= Records for this exercise =
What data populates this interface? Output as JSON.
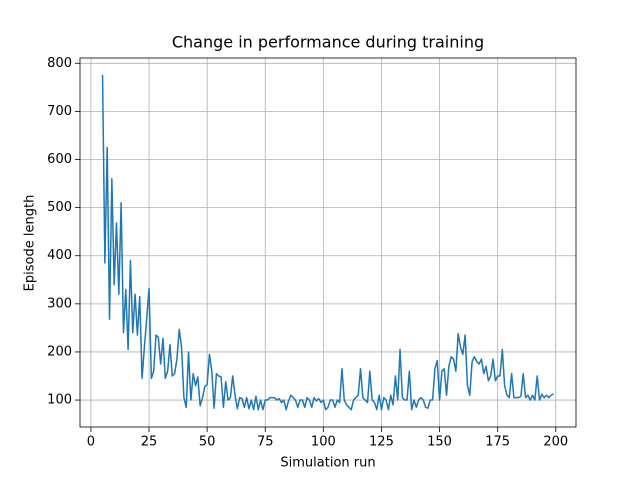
{
  "chart_data": {
    "type": "line",
    "title": "Change in performance during training",
    "xlabel": "Simulation run",
    "ylabel": "Episode length",
    "color": "#1f77b4",
    "grid": true,
    "xlim": [
      -4.7,
      208.7
    ],
    "ylim": [
      44,
      811
    ],
    "xticks": [
      0,
      25,
      50,
      75,
      100,
      125,
      150,
      175,
      200
    ],
    "yticks": [
      100,
      200,
      300,
      400,
      500,
      600,
      700,
      800
    ],
    "x": [
      5,
      6,
      7,
      8,
      9,
      10,
      11,
      12,
      13,
      14,
      15,
      16,
      17,
      18,
      19,
      20,
      21,
      22,
      23,
      24,
      25,
      26,
      27,
      28,
      29,
      30,
      31,
      32,
      33,
      34,
      35,
      36,
      37,
      38,
      39,
      40,
      41,
      42,
      43,
      44,
      45,
      46,
      47,
      48,
      49,
      50,
      51,
      52,
      53,
      54,
      55,
      56,
      57,
      58,
      59,
      60,
      61,
      62,
      63,
      64,
      65,
      66,
      67,
      68,
      69,
      70,
      71,
      72,
      73,
      74,
      75,
      76,
      77,
      78,
      79,
      80,
      81,
      82,
      83,
      84,
      85,
      86,
      87,
      88,
      89,
      90,
      91,
      92,
      93,
      94,
      95,
      96,
      97,
      98,
      99,
      100,
      101,
      102,
      103,
      104,
      105,
      106,
      107,
      108,
      109,
      110,
      111,
      112,
      113,
      114,
      115,
      116,
      117,
      118,
      119,
      120,
      121,
      122,
      123,
      124,
      125,
      126,
      127,
      128,
      129,
      130,
      131,
      132,
      133,
      134,
      135,
      136,
      137,
      138,
      139,
      140,
      141,
      142,
      143,
      144,
      145,
      146,
      147,
      148,
      149,
      150,
      151,
      152,
      153,
      154,
      155,
      156,
      157,
      158,
      159,
      160,
      161,
      162,
      163,
      164,
      165,
      166,
      167,
      168,
      169,
      170,
      171,
      172,
      173,
      174,
      175,
      176,
      177,
      178,
      179,
      180,
      181,
      182,
      183,
      184,
      185,
      186,
      187,
      188,
      189,
      190,
      191,
      192,
      193,
      194,
      195,
      196,
      197,
      198,
      199
    ],
    "values": [
      776,
      385,
      625,
      268,
      560,
      340,
      468,
      320,
      510,
      240,
      330,
      205,
      390,
      240,
      320,
      235,
      315,
      145,
      210,
      270,
      332,
      145,
      160,
      235,
      230,
      175,
      228,
      145,
      160,
      215,
      150,
      155,
      185,
      247,
      210,
      105,
      85,
      200,
      100,
      155,
      130,
      148,
      88,
      105,
      128,
      132,
      195,
      160,
      83,
      155,
      150,
      148,
      85,
      138,
      100,
      105,
      150,
      110,
      82,
      105,
      103,
      85,
      105,
      82,
      100,
      80,
      108,
      80,
      100,
      80,
      100,
      100,
      105,
      105,
      105,
      100,
      103,
      95,
      100,
      80,
      98,
      110,
      105,
      100,
      85,
      100,
      100,
      85,
      105,
      100,
      85,
      105,
      98,
      103,
      95,
      100,
      80,
      85,
      100,
      100,
      85,
      100,
      95,
      165,
      100,
      90,
      85,
      80,
      100,
      105,
      110,
      165,
      105,
      100,
      95,
      160,
      100,
      95,
      80,
      110,
      80,
      105,
      100,
      80,
      110,
      90,
      150,
      100,
      205,
      105,
      100,
      100,
      160,
      80,
      100,
      85,
      100,
      105,
      100,
      85,
      83,
      100,
      100,
      165,
      182,
      100,
      160,
      165,
      110,
      170,
      190,
      185,
      160,
      238,
      210,
      195,
      235,
      130,
      110,
      180,
      190,
      180,
      175,
      185,
      155,
      170,
      140,
      150,
      185,
      140,
      150,
      150,
      205,
      130,
      110,
      105,
      155,
      105,
      105,
      105,
      108,
      155,
      105,
      110,
      100,
      110,
      100,
      150,
      100,
      112,
      105,
      110,
      105,
      110,
      113
    ]
  }
}
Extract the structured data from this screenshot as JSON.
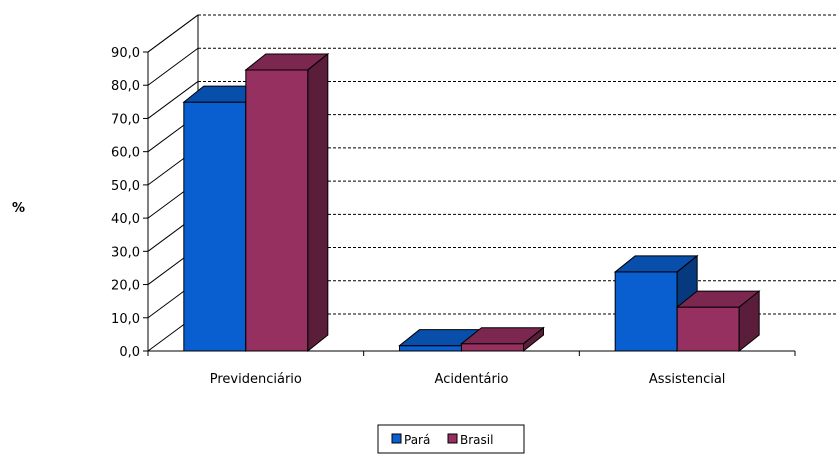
{
  "chart_data": {
    "type": "bar",
    "categories": [
      "Previdenciário",
      "Acidentário",
      "Assistencial"
    ],
    "series": [
      {
        "name": "Pará",
        "values": [
          74.9,
          1.6,
          23.8
        ]
      },
      {
        "name": "Brasil",
        "values": [
          84.6,
          2.2,
          13.2
        ]
      }
    ],
    "ylabel": "%",
    "ylim": [
      0,
      90
    ],
    "yticks": [
      "0,0",
      "10,0",
      "20,0",
      "30,0",
      "40,0",
      "50,0",
      "60,0",
      "70,0",
      "80,0",
      "90,0"
    ],
    "grid": true,
    "style": "3d-column",
    "legend_position": "bottom-center",
    "colors": {
      "Pará": "#0a5fd0",
      "Brasil": "#963060"
    }
  }
}
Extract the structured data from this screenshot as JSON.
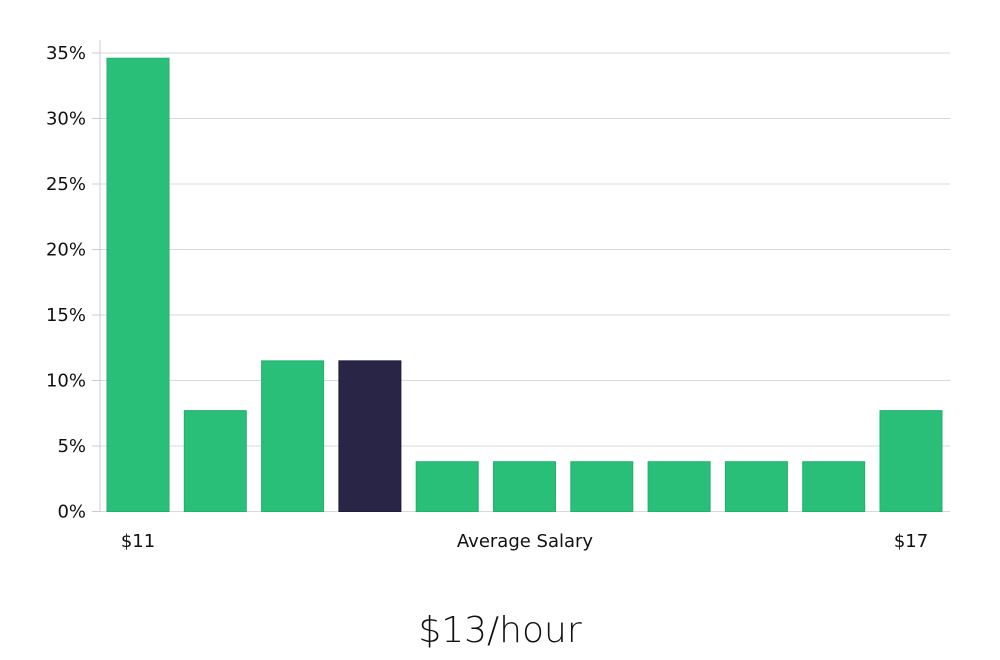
{
  "chart_data": {
    "type": "bar",
    "title": "",
    "xlabel": "Average Salary",
    "ylabel": "",
    "ylim": [
      0,
      35
    ],
    "yticks": [
      "0%",
      "5%",
      "10%",
      "15%",
      "20%",
      "25%",
      "30%",
      "35%"
    ],
    "x_edge_labels": {
      "left": "$11",
      "right": "$17"
    },
    "categories": [
      "bin1",
      "bin2",
      "bin3",
      "bin4",
      "bin5",
      "bin6",
      "bin7",
      "bin8",
      "bin9",
      "bin10",
      "bin11"
    ],
    "values": [
      34.6,
      7.7,
      11.5,
      11.5,
      3.8,
      3.8,
      3.8,
      3.8,
      3.8,
      3.8,
      7.7
    ],
    "highlight_index": 3,
    "grid": true,
    "legend": null
  },
  "colors": {
    "bar": "#2abf78",
    "bar_border": "#22b06c",
    "highlight": "#282546",
    "grid": "#d9d9d9",
    "axis": "#cccccc"
  },
  "summary": {
    "value": "$13/hour"
  }
}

= Prompt =
Output the records above exactly as they are, leaving out the pictures.

= Output below =
What data populates this interface? Output as JSON.
{
  "chart_data": {
    "type": "line",
    "title": "Change in performance during training",
    "xlabel": "Simulation run",
    "ylabel": "Episode length",
    "color": "#1f77b4",
    "grid": true,
    "xlim": [
      -4.7,
      208.7
    ],
    "ylim": [
      44,
      811
    ],
    "xticks": [
      0,
      25,
      50,
      75,
      100,
      125,
      150,
      175,
      200
    ],
    "yticks": [
      100,
      200,
      300,
      400,
      500,
      600,
      700,
      800
    ],
    "x": [
      5,
      6,
      7,
      8,
      9,
      10,
      11,
      12,
      13,
      14,
      15,
      16,
      17,
      18,
      19,
      20,
      21,
      22,
      23,
      24,
      25,
      26,
      27,
      28,
      29,
      30,
      31,
      32,
      33,
      34,
      35,
      36,
      37,
      38,
      39,
      40,
      41,
      42,
      43,
      44,
      45,
      46,
      47,
      48,
      49,
      50,
      51,
      52,
      53,
      54,
      55,
      56,
      57,
      58,
      59,
      60,
      61,
      62,
      63,
      64,
      65,
      66,
      67,
      68,
      69,
      70,
      71,
      72,
      73,
      74,
      75,
      76,
      77,
      78,
      79,
      80,
      81,
      82,
      83,
      84,
      85,
      86,
      87,
      88,
      89,
      90,
      91,
      92,
      93,
      94,
      95,
      96,
      97,
      98,
      99,
      100,
      101,
      102,
      103,
      104,
      105,
      106,
      107,
      108,
      109,
      110,
      111,
      112,
      113,
      114,
      115,
      116,
      117,
      118,
      119,
      120,
      121,
      122,
      123,
      124,
      125,
      126,
      127,
      128,
      129,
      130,
      131,
      132,
      133,
      134,
      135,
      136,
      137,
      138,
      139,
      140,
      141,
      142,
      143,
      144,
      145,
      146,
      147,
      148,
      149,
      150,
      151,
      152,
      153,
      154,
      155,
      156,
      157,
      158,
      159,
      160,
      161,
      162,
      163,
      164,
      165,
      166,
      167,
      168,
      169,
      170,
      171,
      172,
      173,
      174,
      175,
      176,
      177,
      178,
      179,
      180,
      181,
      182,
      183,
      184,
      185,
      186,
      187,
      188,
      189,
      190,
      191,
      192,
      193,
      194,
      195,
      196,
      197,
      198,
      199
    ],
    "values": [
      776,
      385,
      625,
      268,
      560,
      340,
      468,
      320,
      510,
      240,
      330,
      205,
      390,
      240,
      320,
      235,
      315,
      145,
      210,
      270,
      332,
      145,
      160,
      235,
      230,
      175,
      228,
      145,
      160,
      215,
      150,
      155,
      185,
      247,
      210,
      105,
      85,
      200,
      100,
      155,
      130,
      148,
      88,
      105,
      128,
      132,
      195,
      160,
      83,
      155,
      150,
      148,
      85,
      138,
      100,
      105,
      150,
      110,
      82,
      105,
      103,
      85,
      105,
      82,
      100,
      80,
      108,
      80,
      100,
      80,
      100,
      100,
      105,
      105,
      105,
      100,
      103,
      95,
      100,
      80,
      98,
      110,
      105,
      100,
      85,
      100,
      100,
      85,
      105,
      100,
      85,
      105,
      98,
      103,
      95,
      100,
      80,
      85,
      100,
      100,
      85,
      100,
      95,
      165,
      100,
      90,
      85,
      80,
      100,
      105,
      110,
      165,
      105,
      100,
      95,
      160,
      100,
      95,
      80,
      110,
      80,
      105,
      100,
      80,
      110,
      90,
      150,
      100,
      205,
      105,
      100,
      100,
      160,
      80,
      100,
      85,
      100,
      105,
      100,
      85,
      83,
      100,
      100,
      165,
      182,
      100,
      160,
      165,
      110,
      170,
      190,
      185,
      160,
      238,
      210,
      195,
      235,
      130,
      110,
      180,
      190,
      180,
      175,
      185,
      155,
      170,
      140,
      150,
      185,
      140,
      150,
      150,
      205,
      130,
      110,
      105,
      155,
      105,
      105,
      105,
      108,
      155,
      105,
      110,
      100,
      110,
      100,
      150,
      100,
      112,
      105,
      110,
      105,
      110,
      113
    ]
  }
}
Extract the structured data from this screenshot as JSON.
{
  "chart_data": {
    "type": "bar",
    "categories": [
      "Previdenciário",
      "Acidentário",
      "Assistencial"
    ],
    "series": [
      {
        "name": "Pará",
        "values": [
          74.9,
          1.6,
          23.8
        ]
      },
      {
        "name": "Brasil",
        "values": [
          84.6,
          2.2,
          13.2
        ]
      }
    ],
    "ylabel": "%",
    "ylim": [
      0,
      90
    ],
    "yticks": [
      "0,0",
      "10,0",
      "20,0",
      "30,0",
      "40,0",
      "50,0",
      "60,0",
      "70,0",
      "80,0",
      "90,0"
    ],
    "grid": true,
    "style": "3d-column",
    "legend_position": "bottom-center",
    "colors": {
      "Pará": "#0a5fd0",
      "Brasil": "#963060"
    }
  }
}
Extract the structured data from this screenshot as JSON.
{
  "chart_data": {
    "type": "bar",
    "title": "",
    "xlabel": "Average Salary",
    "ylabel": "",
    "ylim": [
      0,
      35
    ],
    "yticks": [
      "0%",
      "5%",
      "10%",
      "15%",
      "20%",
      "25%",
      "30%",
      "35%"
    ],
    "x_edge_labels": {
      "left": "$11",
      "right": "$17"
    },
    "categories": [
      "bin1",
      "bin2",
      "bin3",
      "bin4",
      "bin5",
      "bin6",
      "bin7",
      "bin8",
      "bin9",
      "bin10",
      "bin11"
    ],
    "values": [
      34.6,
      7.7,
      11.5,
      11.5,
      3.8,
      3.8,
      3.8,
      3.8,
      3.8,
      3.8,
      7.7
    ],
    "highlight_index": 3,
    "grid": true,
    "legend": null
  },
  "colors": {
    "bar": "#2abf78",
    "bar_border": "#22b06c",
    "highlight": "#282546",
    "grid": "#d9d9d9",
    "axis": "#cccccc"
  },
  "summary": {
    "value": "$13/hour"
  }
}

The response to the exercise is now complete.